— BEGIN —
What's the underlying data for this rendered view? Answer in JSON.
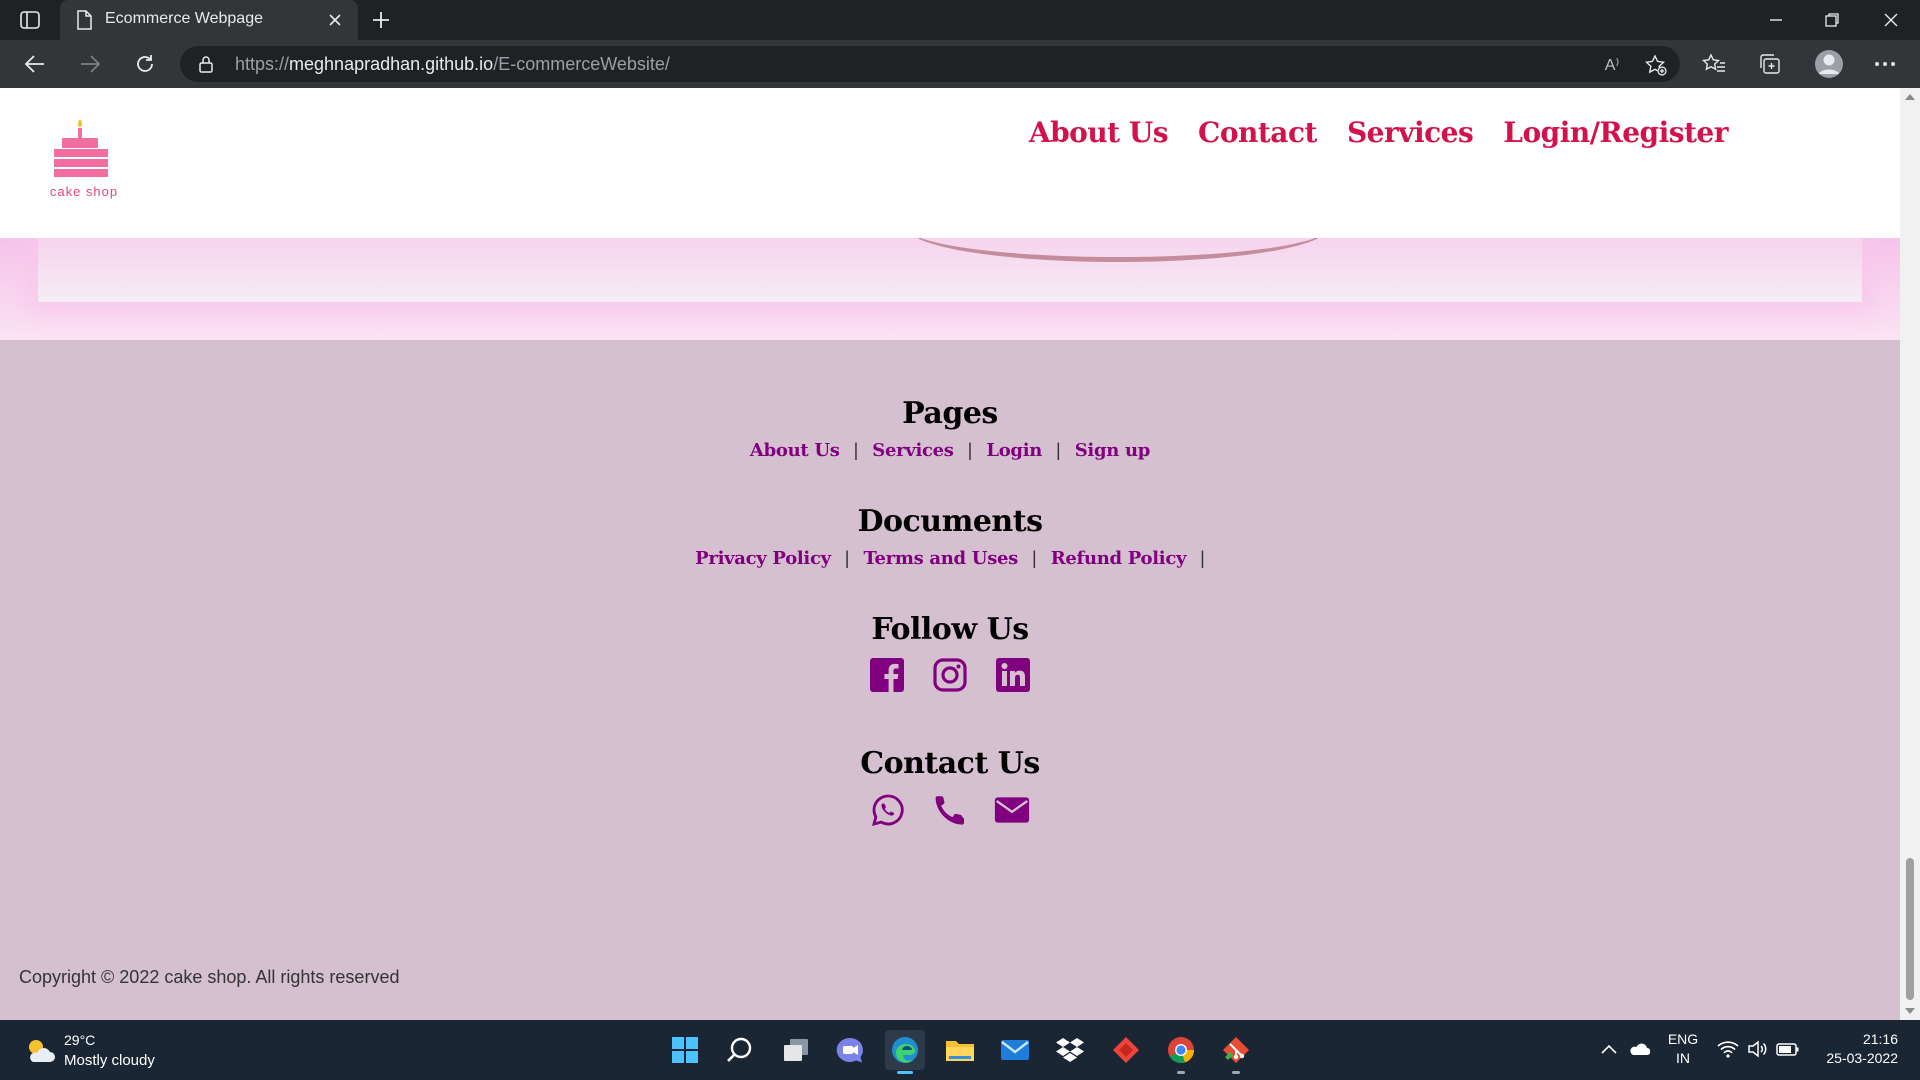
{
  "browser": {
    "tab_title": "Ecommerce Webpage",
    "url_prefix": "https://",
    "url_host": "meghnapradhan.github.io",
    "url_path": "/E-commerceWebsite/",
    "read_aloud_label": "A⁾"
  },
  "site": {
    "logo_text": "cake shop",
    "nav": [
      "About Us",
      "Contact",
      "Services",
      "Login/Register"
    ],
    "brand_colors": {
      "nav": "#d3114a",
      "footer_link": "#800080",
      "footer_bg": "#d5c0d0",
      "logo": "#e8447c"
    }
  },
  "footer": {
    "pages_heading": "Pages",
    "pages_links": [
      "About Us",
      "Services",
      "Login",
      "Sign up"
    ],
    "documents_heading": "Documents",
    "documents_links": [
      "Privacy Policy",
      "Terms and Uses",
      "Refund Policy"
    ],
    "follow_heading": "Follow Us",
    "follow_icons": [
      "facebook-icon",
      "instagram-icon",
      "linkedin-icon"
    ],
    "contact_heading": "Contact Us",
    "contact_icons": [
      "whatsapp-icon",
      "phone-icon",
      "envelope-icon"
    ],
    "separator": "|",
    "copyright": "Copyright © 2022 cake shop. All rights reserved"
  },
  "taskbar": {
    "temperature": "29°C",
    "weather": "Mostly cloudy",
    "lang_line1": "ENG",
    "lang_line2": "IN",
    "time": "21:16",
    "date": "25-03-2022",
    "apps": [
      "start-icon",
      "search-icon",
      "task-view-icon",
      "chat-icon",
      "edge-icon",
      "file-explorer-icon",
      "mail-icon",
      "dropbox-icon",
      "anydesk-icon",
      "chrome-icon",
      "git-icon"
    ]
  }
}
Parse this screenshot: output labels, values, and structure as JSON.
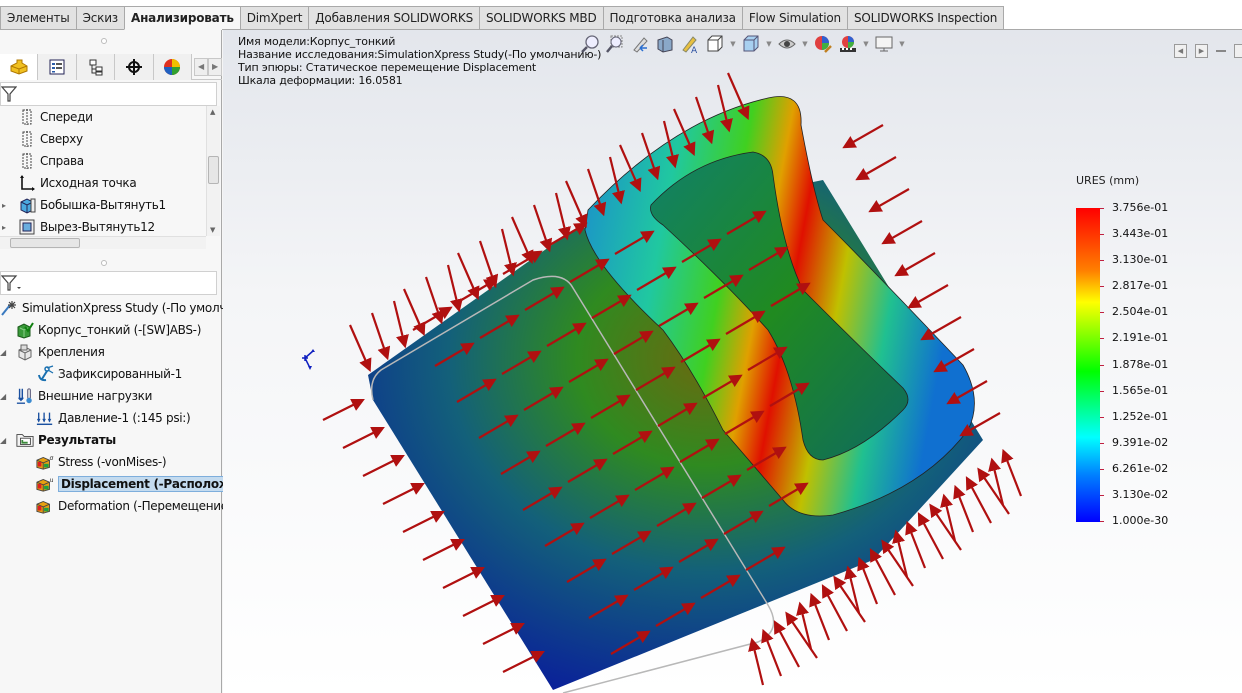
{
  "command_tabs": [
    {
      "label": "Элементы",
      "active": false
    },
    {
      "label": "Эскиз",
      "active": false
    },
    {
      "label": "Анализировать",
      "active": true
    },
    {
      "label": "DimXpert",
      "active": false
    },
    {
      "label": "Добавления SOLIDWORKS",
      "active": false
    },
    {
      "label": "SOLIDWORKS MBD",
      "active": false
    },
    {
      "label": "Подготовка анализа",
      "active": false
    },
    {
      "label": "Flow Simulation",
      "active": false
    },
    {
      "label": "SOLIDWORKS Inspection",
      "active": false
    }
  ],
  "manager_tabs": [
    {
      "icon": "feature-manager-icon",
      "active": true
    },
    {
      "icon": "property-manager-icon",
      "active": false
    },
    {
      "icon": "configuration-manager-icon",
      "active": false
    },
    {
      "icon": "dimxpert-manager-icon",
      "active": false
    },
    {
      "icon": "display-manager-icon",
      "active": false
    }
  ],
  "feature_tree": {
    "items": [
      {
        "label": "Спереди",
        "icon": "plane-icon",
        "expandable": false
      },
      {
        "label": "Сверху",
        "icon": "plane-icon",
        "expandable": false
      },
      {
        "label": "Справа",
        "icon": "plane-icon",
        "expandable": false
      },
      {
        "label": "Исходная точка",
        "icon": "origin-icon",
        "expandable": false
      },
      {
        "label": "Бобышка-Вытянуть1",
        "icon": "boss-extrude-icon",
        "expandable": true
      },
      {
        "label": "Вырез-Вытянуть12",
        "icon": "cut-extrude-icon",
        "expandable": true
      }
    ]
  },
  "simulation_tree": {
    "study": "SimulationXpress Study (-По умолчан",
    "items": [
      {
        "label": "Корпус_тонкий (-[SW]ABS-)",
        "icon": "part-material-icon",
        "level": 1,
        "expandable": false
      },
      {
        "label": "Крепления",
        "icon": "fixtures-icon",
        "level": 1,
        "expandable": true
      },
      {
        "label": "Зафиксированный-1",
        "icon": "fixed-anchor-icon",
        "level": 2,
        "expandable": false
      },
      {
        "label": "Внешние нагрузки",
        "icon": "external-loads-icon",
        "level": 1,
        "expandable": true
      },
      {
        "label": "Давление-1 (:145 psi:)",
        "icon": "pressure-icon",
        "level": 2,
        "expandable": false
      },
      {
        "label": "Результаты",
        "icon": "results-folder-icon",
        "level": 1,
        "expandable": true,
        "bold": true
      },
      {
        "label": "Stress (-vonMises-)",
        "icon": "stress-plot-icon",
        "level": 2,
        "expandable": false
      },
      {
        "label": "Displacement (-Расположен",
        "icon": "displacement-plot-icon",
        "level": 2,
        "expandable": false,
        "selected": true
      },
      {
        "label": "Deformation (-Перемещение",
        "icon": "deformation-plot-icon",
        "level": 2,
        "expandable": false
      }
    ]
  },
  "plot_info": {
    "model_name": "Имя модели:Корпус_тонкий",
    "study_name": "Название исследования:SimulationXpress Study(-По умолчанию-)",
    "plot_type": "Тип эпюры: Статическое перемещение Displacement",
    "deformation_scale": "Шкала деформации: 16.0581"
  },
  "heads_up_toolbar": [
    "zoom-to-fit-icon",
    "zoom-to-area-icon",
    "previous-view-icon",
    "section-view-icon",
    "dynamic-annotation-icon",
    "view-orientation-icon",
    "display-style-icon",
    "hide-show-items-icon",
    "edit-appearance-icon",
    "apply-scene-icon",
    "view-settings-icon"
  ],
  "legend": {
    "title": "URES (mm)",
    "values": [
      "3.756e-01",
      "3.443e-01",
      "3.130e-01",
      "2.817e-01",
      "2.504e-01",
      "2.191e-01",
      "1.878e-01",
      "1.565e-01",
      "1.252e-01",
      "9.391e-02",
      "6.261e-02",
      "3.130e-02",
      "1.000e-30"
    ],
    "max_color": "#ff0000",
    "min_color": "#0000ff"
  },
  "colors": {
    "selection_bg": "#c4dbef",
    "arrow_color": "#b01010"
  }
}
— END —
### Problem
Which lines above hold the word "shop"? Copy each of them.

### Answer for this exercise
    "logo_text": "cake shop",
    "copyright": "Copyright © 2022 cake shop. All rights reserved"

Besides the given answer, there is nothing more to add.